Recorded data
□ □ □ □ □

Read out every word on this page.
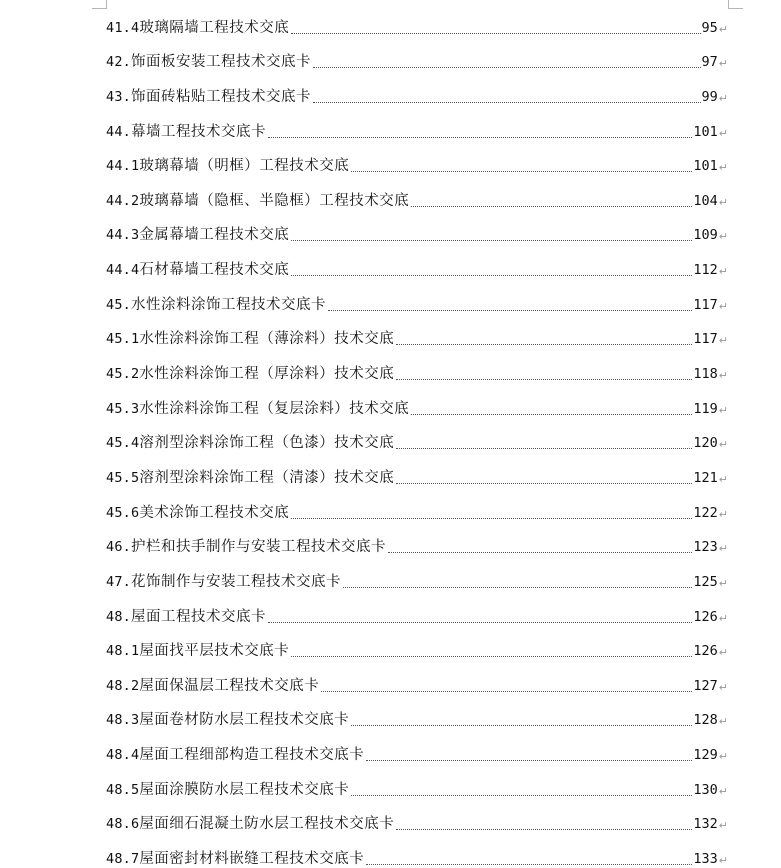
41.4 玻璃隔墙工程技术交底	95 ↵
42. 饰面板安装工程技术交底卡	97 ↵
43. 饰面砖粘贴工程技术交底卡	99 ↵
44. 幕墙工程技术交底卡	101 ↵
44.1 玻璃幕墙（明框）工程技术交底	101 ↵
44.2 玻璃幕墙（隐框、半隐框）工程技术交底	104 ↵
44.3 金属幕墙工程技术交底	109 ↵
44.4 石材幕墙工程技术交底	112 ↵
45. 水性涂料涂饰工程技术交底卡	117 ↵
45.1 水性涂料涂饰工程（薄涂料）技术交底	117 ↵
45.2 水性涂料涂饰工程（厚涂料）技术交底	118 ↵
45.3 水性涂料涂饰工程（复层涂料）技术交底	119 ↵
45.4 溶剂型涂料涂饰工程（色漆）技术交底	120 ↵
45.5 溶剂型涂料涂饰工程（清漆）技术交底	121 ↵
45.6 美术涂饰工程技术交底	122 ↵
46. 护栏和扶手制作与安装工程技术交底卡	123 ↵
47. 花饰制作与安装工程技术交底卡	125 ↵
48. 屋面工程技术交底卡	126 ↵
48.1 屋面找平层技术交底卡	126 ↵
48.2 屋面保温层工程技术交底卡	127 ↵
48.3 屋面卷材防水层工程技术交底卡	128 ↵
48.4 屋面工程细部构造工程技术交底卡	129 ↵
48.5 屋面涂膜防水层工程技术交底卡	130 ↵
48.6 屋面细石混凝土防水层工程技术交底卡	132 ↵
48.7 屋面密封材料嵌缝工程技术交底卡	133 ↵
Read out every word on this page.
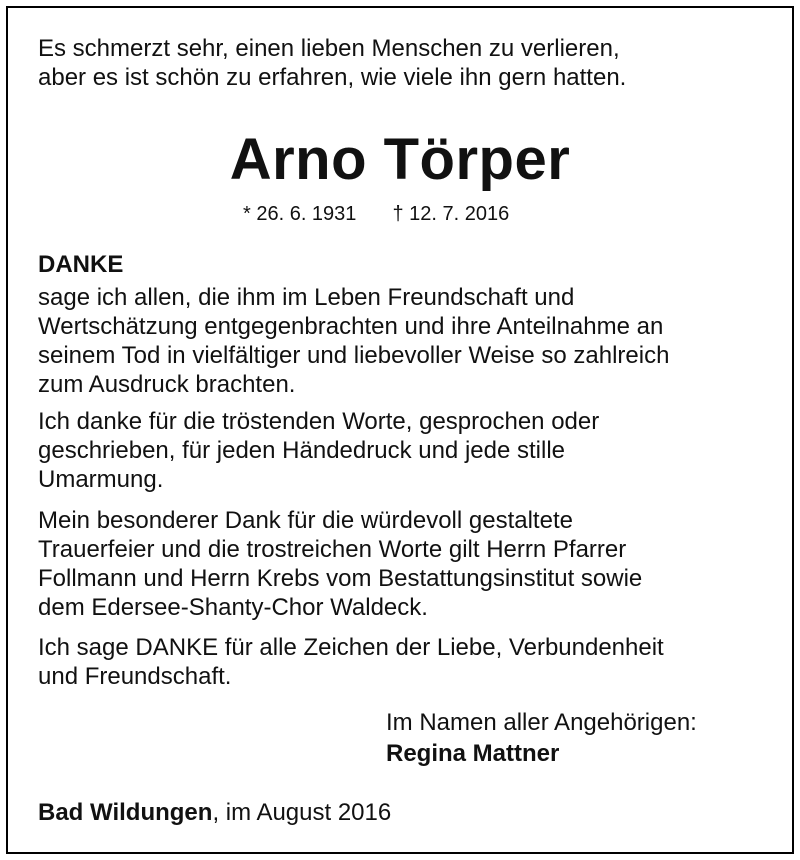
Es schmerzt sehr, einen lieben Menschen zu verlieren,
aber es ist schön zu erfahren, wie viele ihn gern hatten.
Arno Törper
* 26. 6. 1931 † 12. 7. 2016
DANKE
sage ich allen, die ihm im Leben Freundschaft und
Wertschätzung entgegenbrachten und ihre Anteilnahme an
seinem Tod in vielfältiger und liebevoller Weise so zahlreich
zum Ausdruck brachten.
Ich danke für die tröstenden Worte, gesprochen oder
geschrieben, für jeden Händedruck und jede stille
Umarmung.
Mein besonderer Dank für die würdevoll gestaltete
Trauerfeier und die trostreichen Worte gilt Herrn Pfarrer
Follmann und Herrn Krebs vom Bestattungsinstitut sowie
dem Edersee-Shanty-Chor Waldeck.
Ich sage DANKE für alle Zeichen der Liebe, Verbundenheit
und Freundschaft.
Im Namen aller Angehörigen:
Regina Mattner
Bad Wildungen, im August 2016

□ □ □ □ □

**Aim of the exercise**
Word for word, quote the full listing, omitting every picture.

**Task output**
Read out every word on this page.
41.4 玻璃隔墙工程技术交底	95 ↵
42. 饰面板安装工程技术交底卡	97 ↵
43. 饰面砖粘贴工程技术交底卡	99 ↵
44. 幕墙工程技术交底卡	101 ↵
44.1 玻璃幕墙（明框）工程技术交底	101 ↵
44.2 玻璃幕墙（隐框、半隐框）工程技术交底	104 ↵
44.3 金属幕墙工程技术交底	109 ↵
44.4 石材幕墙工程技术交底	112 ↵
45. 水性涂料涂饰工程技术交底卡	117 ↵
45.1 水性涂料涂饰工程（薄涂料）技术交底	117 ↵
45.2 水性涂料涂饰工程（厚涂料）技术交底	118 ↵
45.3 水性涂料涂饰工程（复层涂料）技术交底	119 ↵
45.4 溶剂型涂料涂饰工程（色漆）技术交底	120 ↵
45.5 溶剂型涂料涂饰工程（清漆）技术交底	121 ↵
45.6 美术涂饰工程技术交底	122 ↵
46. 护栏和扶手制作与安装工程技术交底卡	123 ↵
47. 花饰制作与安装工程技术交底卡	125 ↵
48. 屋面工程技术交底卡	126 ↵
48.1 屋面找平层技术交底卡	126 ↵
48.2 屋面保温层工程技术交底卡	127 ↵
48.3 屋面卷材防水层工程技术交底卡	128 ↵
48.4 屋面工程细部构造工程技术交底卡	129 ↵
48.5 屋面涂膜防水层工程技术交底卡	130 ↵
48.6 屋面细石混凝土防水层工程技术交底卡	132 ↵
48.7 屋面密封材料嵌缝工程技术交底卡	133 ↵
Read out every word on this page.
Es schmerzt sehr, einen lieben Menschen zu verlieren,
aber es ist schön zu erfahren, wie viele ihn gern hatten.
Arno Törper
* 26. 6. 1931 † 12. 7. 2016
DANKE
sage ich allen, die ihm im Leben Freundschaft und
Wertschätzung entgegenbrachten und ihre Anteilnahme an
seinem Tod in vielfältiger und liebevoller Weise so zahlreich
zum Ausdruck brachten.
Ich danke für die tröstenden Worte, gesprochen oder
geschrieben, für jeden Händedruck und jede stille
Umarmung.
Mein besonderer Dank für die würdevoll gestaltete
Trauerfeier und die trostreichen Worte gilt Herrn Pfarrer
Follmann und Herrn Krebs vom Bestattungsinstitut sowie
dem Edersee-Shanty-Chor Waldeck.
Ich sage DANKE für alle Zeichen der Liebe, Verbundenheit
und Freundschaft.
Im Namen aller Angehörigen:
Regina Mattner
Bad Wildungen, im August 2016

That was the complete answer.